WHAT THE EXERCISE ASKS –
Would you retype all of these records exactly?

RECORD SET –
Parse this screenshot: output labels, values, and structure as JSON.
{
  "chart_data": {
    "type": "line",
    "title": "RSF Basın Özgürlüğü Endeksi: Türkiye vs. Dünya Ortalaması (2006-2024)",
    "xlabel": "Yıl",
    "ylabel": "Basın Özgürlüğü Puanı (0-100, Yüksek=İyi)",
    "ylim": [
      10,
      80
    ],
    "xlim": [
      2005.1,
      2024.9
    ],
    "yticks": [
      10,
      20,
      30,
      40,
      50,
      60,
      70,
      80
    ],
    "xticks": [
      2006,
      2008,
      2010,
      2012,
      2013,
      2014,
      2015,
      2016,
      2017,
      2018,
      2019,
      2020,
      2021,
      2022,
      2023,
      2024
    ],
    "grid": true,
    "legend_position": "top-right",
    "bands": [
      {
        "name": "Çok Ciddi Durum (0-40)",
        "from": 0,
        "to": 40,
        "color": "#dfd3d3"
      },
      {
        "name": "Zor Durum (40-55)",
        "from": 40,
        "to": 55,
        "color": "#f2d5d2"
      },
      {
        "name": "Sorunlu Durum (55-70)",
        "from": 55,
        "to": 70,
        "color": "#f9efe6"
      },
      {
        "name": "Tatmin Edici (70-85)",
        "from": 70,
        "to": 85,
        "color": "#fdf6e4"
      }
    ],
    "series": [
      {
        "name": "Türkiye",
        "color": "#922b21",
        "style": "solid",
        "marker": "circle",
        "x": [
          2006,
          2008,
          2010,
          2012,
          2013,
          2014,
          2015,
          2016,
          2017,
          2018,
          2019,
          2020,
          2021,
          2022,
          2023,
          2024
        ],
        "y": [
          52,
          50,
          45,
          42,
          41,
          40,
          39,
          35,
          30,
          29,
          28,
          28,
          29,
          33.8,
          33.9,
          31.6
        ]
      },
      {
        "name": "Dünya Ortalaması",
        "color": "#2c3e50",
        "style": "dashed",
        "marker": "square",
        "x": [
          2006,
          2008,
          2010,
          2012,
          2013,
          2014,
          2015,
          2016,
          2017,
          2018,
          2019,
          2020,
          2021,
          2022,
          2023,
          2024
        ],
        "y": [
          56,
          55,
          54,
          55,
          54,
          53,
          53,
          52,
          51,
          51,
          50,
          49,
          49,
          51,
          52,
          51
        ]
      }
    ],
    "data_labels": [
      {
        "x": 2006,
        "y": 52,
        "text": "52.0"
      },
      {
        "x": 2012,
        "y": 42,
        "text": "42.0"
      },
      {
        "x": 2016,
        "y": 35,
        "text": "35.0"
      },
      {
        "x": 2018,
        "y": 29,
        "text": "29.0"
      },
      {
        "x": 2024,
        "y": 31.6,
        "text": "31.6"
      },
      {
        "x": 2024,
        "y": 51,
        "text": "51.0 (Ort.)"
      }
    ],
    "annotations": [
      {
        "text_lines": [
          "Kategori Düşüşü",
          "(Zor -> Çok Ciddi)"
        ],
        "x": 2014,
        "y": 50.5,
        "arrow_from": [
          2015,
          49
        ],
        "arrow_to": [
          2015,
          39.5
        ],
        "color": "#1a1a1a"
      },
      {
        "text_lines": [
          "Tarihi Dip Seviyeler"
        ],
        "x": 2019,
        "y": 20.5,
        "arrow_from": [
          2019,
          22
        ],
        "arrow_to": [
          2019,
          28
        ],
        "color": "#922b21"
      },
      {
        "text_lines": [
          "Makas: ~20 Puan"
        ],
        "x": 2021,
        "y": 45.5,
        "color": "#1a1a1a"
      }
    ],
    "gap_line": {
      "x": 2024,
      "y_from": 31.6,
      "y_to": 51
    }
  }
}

ANSWER BELOW –
Parse this screenshot: output labels, values, and structure as JSON.
{
  "chart_data": {
    "type": "line",
    "title": "RSF Basın Özgürlüğü Endeksi: Türkiye vs. Dünya Ortalaması (2006-2024)",
    "xlabel": "Yıl",
    "ylabel": "Basın Özgürlüğü Puanı (0-100, Yüksek=İyi)",
    "ylim": [
      10,
      80
    ],
    "xlim": [
      2005.1,
      2024.9
    ],
    "yticks": [
      10,
      20,
      30,
      40,
      50,
      60,
      70,
      80
    ],
    "xticks": [
      2006,
      2008,
      2010,
      2012,
      2013,
      2014,
      2015,
      2016,
      2017,
      2018,
      2019,
      2020,
      2021,
      2022,
      2023,
      2024
    ],
    "grid": true,
    "legend_position": "top-right",
    "bands": [
      {
        "name": "Çok Ciddi Durum (0-40)",
        "from": 0,
        "to": 40,
        "color": "#dfd3d3"
      },
      {
        "name": "Zor Durum (40-55)",
        "from": 40,
        "to": 55,
        "color": "#f2d5d2"
      },
      {
        "name": "Sorunlu Durum (55-70)",
        "from": 55,
        "to": 70,
        "color": "#f9efe6"
      },
      {
        "name": "Tatmin Edici (70-85)",
        "from": 70,
        "to": 85,
        "color": "#fdf6e4"
      }
    ],
    "series": [
      {
        "name": "Türkiye",
        "color": "#922b21",
        "style": "solid",
        "marker": "circle",
        "x": [
          2006,
          2008,
          2010,
          2012,
          2013,
          2014,
          2015,
          2016,
          2017,
          2018,
          2019,
          2020,
          2021,
          2022,
          2023,
          2024
        ],
        "y": [
          52,
          50,
          45,
          42,
          41,
          40,
          39,
          35,
          30,
          29,
          28,
          28,
          29,
          33.8,
          33.9,
          31.6
        ]
      },
      {
        "name": "Dünya Ortalaması",
        "color": "#2c3e50",
        "style": "dashed",
        "marker": "square",
        "x": [
          2006,
          2008,
          2010,
          2012,
          2013,
          2014,
          2015,
          2016,
          2017,
          2018,
          2019,
          2020,
          2021,
          2022,
          2023,
          2024
        ],
        "y": [
          56,
          55,
          54,
          55,
          54,
          53,
          53,
          52,
          51,
          51,
          50,
          49,
          49,
          51,
          52,
          51
        ]
      }
    ],
    "data_labels": [
      {
        "x": 2006,
        "y": 52,
        "text": "52.0"
      },
      {
        "x": 2012,
        "y": 42,
        "text": "42.0"
      },
      {
        "x": 2016,
        "y": 35,
        "text": "35.0"
      },
      {
        "x": 2018,
        "y": 29,
        "text": "29.0"
      },
      {
        "x": 2024,
        "y": 31.6,
        "text": "31.6"
      },
      {
        "x": 2024,
        "y": 51,
        "text": "51.0 (Ort.)"
      }
    ],
    "annotations": [
      {
        "text_lines": [
          "Kategori Düşüşü",
          "(Zor -> Çok Ciddi)"
        ],
        "x": 2014,
        "y": 50.5,
        "arrow_from": [
          2015,
          49
        ],
        "arrow_to": [
          2015,
          39.5
        ],
        "color": "#1a1a1a"
      },
      {
        "text_lines": [
          "Tarihi Dip Seviyeler"
        ],
        "x": 2019,
        "y": 20.5,
        "arrow_from": [
          2019,
          22
        ],
        "arrow_to": [
          2019,
          28
        ],
        "color": "#922b21"
      },
      {
        "text_lines": [
          "Makas: ~20 Puan"
        ],
        "x": 2021,
        "y": 45.5,
        "color": "#1a1a1a"
      }
    ],
    "gap_line": {
      "x": 2024,
      "y_from": 31.6,
      "y_to": 51
    }
  }
}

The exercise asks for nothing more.